- [Given problem]
For the records that follow, return only the count of lines containing the string "ybse".
-- START --
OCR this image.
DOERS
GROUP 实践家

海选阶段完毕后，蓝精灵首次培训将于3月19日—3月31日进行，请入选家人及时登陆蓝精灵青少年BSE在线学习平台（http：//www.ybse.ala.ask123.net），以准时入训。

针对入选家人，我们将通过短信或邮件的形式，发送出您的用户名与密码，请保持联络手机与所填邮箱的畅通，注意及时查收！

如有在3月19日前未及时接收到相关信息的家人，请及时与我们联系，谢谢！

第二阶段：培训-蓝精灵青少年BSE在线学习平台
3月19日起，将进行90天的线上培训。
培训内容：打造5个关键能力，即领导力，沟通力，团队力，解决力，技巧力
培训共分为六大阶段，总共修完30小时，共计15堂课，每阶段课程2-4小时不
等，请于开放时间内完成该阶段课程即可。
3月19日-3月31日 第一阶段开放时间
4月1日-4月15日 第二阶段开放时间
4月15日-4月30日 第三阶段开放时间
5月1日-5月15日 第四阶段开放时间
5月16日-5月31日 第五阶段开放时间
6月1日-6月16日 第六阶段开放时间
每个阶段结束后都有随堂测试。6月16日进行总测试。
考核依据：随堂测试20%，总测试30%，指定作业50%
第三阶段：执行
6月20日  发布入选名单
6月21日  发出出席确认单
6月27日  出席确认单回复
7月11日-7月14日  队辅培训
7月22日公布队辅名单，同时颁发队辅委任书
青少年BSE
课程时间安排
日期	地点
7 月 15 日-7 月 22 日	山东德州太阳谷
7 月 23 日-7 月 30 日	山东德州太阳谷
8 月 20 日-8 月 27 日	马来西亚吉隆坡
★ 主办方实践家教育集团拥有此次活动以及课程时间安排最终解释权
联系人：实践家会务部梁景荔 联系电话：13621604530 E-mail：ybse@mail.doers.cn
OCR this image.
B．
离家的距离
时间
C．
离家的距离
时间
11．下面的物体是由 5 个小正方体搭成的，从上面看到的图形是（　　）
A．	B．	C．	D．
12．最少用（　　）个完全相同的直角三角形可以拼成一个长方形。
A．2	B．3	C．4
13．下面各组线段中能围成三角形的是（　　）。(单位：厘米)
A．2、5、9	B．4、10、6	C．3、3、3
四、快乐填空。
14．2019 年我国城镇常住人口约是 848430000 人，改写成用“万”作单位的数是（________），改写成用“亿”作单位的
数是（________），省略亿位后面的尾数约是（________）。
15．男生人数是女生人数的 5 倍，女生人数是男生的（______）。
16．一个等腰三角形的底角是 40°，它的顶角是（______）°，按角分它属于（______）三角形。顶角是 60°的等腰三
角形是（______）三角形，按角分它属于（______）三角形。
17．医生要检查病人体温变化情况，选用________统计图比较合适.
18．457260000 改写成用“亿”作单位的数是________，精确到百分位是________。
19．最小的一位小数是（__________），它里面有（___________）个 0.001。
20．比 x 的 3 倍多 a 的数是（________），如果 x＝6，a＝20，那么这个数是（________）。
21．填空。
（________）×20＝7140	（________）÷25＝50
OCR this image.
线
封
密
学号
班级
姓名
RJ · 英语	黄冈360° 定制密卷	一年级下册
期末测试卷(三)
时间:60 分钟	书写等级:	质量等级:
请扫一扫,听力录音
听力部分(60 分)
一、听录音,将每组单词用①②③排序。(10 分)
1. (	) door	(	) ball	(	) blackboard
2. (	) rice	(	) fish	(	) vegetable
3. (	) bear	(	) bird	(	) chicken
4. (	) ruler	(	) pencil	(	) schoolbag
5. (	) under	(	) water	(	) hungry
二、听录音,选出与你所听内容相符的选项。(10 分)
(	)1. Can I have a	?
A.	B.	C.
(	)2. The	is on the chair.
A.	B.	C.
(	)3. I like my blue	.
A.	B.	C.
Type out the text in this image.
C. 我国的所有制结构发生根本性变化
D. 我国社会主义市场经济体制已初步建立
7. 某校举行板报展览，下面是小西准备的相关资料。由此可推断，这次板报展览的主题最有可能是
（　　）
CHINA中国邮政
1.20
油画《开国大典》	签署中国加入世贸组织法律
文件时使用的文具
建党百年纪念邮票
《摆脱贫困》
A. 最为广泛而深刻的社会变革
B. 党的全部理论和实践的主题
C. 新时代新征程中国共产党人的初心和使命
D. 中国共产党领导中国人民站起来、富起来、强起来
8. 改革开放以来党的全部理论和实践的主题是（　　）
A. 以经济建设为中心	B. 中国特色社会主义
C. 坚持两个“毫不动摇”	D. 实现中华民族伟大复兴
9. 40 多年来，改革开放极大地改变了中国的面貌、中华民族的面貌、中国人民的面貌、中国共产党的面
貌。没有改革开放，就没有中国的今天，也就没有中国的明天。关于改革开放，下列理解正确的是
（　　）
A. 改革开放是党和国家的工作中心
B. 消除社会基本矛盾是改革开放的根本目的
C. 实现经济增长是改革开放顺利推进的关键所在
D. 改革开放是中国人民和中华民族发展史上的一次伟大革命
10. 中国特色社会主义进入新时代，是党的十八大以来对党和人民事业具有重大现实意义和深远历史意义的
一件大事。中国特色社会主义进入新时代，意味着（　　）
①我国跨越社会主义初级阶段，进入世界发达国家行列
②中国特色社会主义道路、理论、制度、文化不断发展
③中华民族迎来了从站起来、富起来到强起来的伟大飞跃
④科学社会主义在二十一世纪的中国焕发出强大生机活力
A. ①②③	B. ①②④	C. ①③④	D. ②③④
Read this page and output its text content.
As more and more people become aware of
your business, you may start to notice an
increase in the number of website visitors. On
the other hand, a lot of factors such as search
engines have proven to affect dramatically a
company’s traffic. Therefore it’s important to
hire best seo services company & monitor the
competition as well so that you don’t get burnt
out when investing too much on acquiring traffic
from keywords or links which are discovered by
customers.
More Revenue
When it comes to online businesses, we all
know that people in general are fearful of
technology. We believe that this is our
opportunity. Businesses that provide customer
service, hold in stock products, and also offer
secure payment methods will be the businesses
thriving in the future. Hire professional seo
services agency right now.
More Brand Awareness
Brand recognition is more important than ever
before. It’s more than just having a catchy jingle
-- END --
- [Answer to the task]
2